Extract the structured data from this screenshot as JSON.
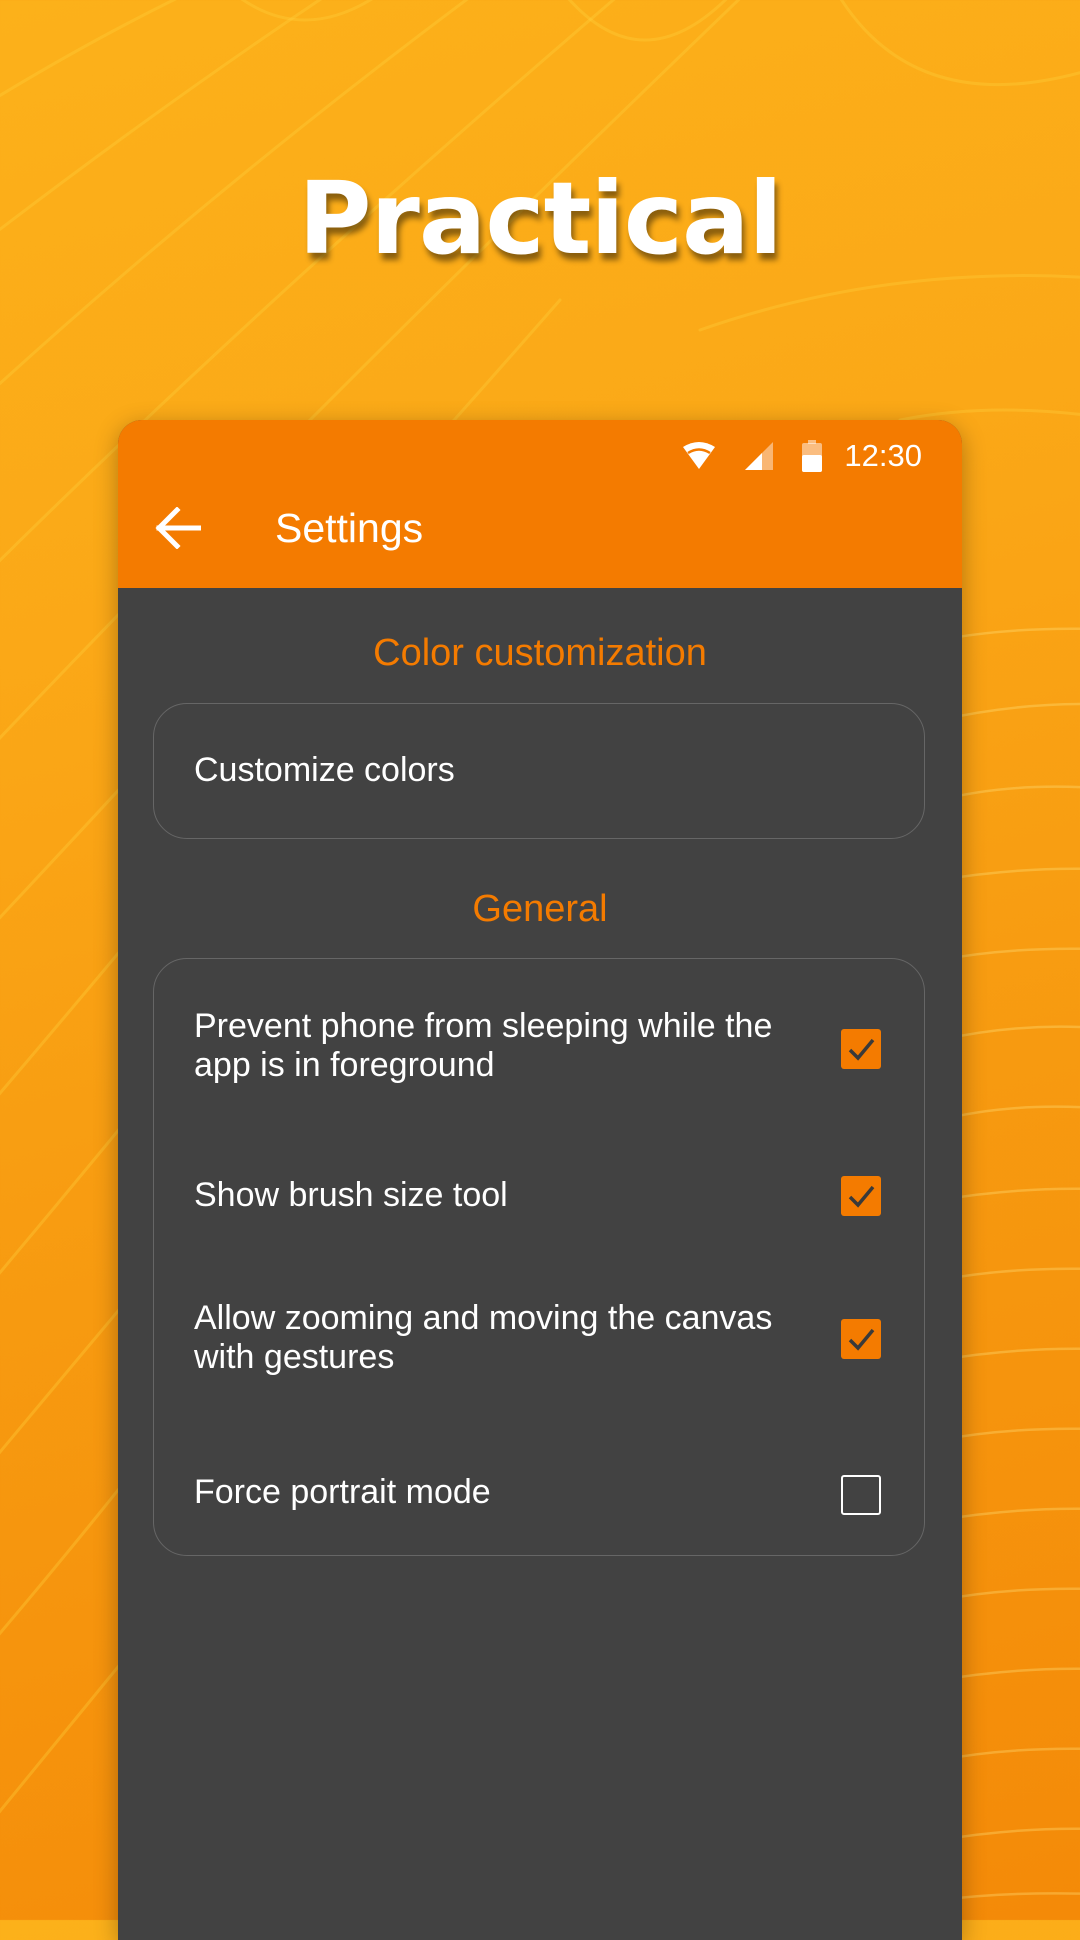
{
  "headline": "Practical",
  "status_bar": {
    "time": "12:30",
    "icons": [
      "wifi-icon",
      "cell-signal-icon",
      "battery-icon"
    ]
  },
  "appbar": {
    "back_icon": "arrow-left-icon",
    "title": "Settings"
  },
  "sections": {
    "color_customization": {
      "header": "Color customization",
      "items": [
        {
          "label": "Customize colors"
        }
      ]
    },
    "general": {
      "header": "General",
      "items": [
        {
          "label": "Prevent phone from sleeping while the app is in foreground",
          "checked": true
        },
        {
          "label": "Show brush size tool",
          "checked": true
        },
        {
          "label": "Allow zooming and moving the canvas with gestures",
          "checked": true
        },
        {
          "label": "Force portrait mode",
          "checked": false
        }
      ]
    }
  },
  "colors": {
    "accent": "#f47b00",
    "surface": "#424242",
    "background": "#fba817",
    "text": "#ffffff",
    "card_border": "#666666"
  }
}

Problem:
Can you restate all the records above word for word while dropping the pictures?

Answer to the problem:
Extract the structured data from this screenshot as JSON.
{
  "headline": "Practical",
  "status_bar": {
    "time": "12:30",
    "icons": [
      "wifi-icon",
      "cell-signal-icon",
      "battery-icon"
    ]
  },
  "appbar": {
    "back_icon": "arrow-left-icon",
    "title": "Settings"
  },
  "sections": {
    "color_customization": {
      "header": "Color customization",
      "items": [
        {
          "label": "Customize colors"
        }
      ]
    },
    "general": {
      "header": "General",
      "items": [
        {
          "label": "Prevent phone from sleeping while the app is in foreground",
          "checked": true
        },
        {
          "label": "Show brush size tool",
          "checked": true
        },
        {
          "label": "Allow zooming and moving the canvas with gestures",
          "checked": true
        },
        {
          "label": "Force portrait mode",
          "checked": false
        }
      ]
    }
  },
  "colors": {
    "accent": "#f47b00",
    "surface": "#424242",
    "background": "#fba817",
    "text": "#ffffff",
    "card_border": "#666666"
  }
}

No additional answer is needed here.